● **Dataset items**:
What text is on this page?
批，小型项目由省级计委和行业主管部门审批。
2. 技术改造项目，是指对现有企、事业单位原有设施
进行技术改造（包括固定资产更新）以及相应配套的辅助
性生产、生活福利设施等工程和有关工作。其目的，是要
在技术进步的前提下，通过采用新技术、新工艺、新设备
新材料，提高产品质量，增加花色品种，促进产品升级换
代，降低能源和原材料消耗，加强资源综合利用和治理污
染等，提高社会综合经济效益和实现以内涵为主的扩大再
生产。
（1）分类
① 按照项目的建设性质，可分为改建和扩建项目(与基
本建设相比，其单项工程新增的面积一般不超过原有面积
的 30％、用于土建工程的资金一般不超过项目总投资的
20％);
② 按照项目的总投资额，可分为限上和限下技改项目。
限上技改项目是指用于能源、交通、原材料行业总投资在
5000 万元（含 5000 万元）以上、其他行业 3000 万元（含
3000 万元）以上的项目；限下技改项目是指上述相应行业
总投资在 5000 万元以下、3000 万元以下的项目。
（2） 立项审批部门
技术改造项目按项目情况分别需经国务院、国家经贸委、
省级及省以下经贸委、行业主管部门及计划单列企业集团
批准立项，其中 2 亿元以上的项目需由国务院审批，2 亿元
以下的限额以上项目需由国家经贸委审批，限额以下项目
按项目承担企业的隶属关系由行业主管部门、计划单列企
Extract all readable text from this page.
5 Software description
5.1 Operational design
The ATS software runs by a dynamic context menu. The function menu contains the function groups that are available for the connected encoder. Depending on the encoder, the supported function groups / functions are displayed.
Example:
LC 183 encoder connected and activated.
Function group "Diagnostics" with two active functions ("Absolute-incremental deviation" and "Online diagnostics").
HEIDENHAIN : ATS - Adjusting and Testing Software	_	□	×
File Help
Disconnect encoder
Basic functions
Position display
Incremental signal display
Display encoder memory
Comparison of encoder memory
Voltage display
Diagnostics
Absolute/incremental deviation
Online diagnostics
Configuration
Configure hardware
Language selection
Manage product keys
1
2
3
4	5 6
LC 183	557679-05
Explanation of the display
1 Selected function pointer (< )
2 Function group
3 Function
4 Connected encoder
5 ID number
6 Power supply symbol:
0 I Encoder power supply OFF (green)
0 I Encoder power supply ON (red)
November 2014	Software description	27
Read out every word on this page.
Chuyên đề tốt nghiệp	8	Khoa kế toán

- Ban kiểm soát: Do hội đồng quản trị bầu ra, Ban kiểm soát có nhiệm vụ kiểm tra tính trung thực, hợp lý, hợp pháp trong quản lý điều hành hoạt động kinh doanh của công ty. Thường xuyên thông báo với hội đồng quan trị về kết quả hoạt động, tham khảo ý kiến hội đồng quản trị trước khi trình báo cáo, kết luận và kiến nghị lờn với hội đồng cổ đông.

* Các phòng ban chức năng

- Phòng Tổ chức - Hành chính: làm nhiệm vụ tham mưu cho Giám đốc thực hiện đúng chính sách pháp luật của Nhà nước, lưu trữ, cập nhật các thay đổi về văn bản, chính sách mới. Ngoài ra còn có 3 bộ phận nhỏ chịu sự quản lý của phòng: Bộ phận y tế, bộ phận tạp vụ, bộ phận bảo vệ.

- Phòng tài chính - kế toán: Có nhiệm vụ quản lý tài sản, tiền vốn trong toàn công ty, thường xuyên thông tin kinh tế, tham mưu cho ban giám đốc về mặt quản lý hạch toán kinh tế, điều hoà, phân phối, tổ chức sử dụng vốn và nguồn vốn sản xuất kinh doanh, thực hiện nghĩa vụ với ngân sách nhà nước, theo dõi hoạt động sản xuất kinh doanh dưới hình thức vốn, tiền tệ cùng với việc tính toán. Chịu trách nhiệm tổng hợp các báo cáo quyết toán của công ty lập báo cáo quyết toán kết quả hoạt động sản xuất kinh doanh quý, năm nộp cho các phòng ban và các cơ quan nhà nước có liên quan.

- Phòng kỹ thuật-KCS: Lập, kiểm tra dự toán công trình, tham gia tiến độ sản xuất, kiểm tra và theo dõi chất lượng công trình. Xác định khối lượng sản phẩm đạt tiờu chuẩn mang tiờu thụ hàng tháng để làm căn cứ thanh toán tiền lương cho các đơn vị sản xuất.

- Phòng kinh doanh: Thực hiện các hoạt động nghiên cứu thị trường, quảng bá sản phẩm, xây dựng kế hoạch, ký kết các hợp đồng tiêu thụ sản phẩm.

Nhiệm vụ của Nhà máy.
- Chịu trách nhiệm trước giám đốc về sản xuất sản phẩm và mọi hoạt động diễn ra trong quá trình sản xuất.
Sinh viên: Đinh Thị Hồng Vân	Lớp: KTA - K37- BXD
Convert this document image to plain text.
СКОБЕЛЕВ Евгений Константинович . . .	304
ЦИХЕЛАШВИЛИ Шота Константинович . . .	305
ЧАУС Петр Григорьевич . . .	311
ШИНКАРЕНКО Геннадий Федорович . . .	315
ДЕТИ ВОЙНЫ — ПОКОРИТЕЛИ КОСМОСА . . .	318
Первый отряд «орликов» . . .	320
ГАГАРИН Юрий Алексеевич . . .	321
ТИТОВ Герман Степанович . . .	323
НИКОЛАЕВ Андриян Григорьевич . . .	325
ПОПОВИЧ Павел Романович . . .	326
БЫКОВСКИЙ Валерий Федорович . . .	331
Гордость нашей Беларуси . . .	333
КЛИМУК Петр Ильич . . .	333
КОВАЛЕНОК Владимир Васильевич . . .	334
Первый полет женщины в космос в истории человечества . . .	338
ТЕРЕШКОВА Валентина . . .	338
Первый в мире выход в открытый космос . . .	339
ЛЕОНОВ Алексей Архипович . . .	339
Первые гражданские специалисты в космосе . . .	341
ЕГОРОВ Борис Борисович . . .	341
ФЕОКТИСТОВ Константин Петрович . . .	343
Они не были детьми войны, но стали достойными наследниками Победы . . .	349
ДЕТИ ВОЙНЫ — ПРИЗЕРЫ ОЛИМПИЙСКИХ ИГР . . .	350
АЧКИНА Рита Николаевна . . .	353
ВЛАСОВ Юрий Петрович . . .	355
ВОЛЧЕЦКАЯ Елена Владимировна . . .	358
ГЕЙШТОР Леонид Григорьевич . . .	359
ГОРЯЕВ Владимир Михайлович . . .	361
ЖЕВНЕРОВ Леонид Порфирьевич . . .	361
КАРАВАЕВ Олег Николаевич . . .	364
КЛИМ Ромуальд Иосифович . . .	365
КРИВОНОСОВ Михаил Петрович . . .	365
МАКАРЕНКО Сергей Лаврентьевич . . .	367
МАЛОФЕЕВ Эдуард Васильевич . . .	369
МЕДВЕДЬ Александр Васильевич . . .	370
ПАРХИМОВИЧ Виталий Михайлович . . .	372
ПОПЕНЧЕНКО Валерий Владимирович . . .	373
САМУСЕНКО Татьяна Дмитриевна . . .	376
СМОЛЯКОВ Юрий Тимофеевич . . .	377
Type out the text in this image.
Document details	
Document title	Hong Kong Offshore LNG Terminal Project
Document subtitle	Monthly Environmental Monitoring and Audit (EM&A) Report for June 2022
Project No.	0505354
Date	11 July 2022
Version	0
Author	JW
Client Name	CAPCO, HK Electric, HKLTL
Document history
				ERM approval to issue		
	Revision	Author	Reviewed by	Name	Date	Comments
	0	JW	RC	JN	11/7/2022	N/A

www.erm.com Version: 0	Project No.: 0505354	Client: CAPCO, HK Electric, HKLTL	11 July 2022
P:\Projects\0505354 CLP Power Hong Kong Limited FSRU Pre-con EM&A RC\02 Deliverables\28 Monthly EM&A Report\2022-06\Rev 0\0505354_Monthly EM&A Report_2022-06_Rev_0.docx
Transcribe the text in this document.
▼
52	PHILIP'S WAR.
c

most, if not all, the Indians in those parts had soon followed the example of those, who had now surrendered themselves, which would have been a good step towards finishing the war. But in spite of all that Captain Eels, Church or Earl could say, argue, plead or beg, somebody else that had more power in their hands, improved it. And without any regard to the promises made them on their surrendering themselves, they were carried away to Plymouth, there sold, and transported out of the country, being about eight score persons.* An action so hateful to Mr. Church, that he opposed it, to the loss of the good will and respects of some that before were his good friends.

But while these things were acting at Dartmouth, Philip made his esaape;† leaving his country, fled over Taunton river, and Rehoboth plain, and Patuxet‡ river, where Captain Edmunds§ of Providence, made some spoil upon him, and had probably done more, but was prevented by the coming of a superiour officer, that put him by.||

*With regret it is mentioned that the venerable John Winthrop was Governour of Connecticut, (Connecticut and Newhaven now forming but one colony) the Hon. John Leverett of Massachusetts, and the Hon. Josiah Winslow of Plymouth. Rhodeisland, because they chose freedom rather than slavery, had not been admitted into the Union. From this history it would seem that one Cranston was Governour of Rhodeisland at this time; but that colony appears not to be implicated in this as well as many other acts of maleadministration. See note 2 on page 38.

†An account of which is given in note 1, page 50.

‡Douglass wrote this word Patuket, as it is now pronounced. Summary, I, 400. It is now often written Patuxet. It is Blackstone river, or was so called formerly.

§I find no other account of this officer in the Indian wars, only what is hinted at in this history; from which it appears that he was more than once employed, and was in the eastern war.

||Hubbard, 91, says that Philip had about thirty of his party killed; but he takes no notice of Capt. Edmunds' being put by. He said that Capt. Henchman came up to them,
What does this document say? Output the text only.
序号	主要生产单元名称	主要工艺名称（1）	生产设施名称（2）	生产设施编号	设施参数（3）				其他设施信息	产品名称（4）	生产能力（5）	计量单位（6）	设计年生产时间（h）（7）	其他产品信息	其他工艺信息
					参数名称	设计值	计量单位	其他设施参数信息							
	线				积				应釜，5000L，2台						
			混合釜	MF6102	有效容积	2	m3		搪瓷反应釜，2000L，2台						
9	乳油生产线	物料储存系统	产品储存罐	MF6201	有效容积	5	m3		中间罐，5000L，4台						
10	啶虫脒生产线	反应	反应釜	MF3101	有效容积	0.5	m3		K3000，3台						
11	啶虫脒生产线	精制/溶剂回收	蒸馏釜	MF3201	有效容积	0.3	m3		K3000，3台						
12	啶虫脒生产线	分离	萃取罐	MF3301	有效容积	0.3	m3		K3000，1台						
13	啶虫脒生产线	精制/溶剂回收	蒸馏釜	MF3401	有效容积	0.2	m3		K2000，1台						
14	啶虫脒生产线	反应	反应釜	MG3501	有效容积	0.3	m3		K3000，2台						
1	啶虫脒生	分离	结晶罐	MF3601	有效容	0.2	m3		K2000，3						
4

● **DIRECTIONS FOR THIS TASK**: Which lines in the listing above hold the word "Kong"? Show each of them.

● **FINAL ANSWER**:
Document title	Hong Kong Offshore LNG Terminal Project
P:\Projects\0505354 CLP Power Hong Kong Limited FSRU Pre-con EM&A RC\02 Deliverables\28 Monthly EM&A Report\2022-06\Rev 0\0505354_Monthly EM&A Report_2022-06_Rev_0.docx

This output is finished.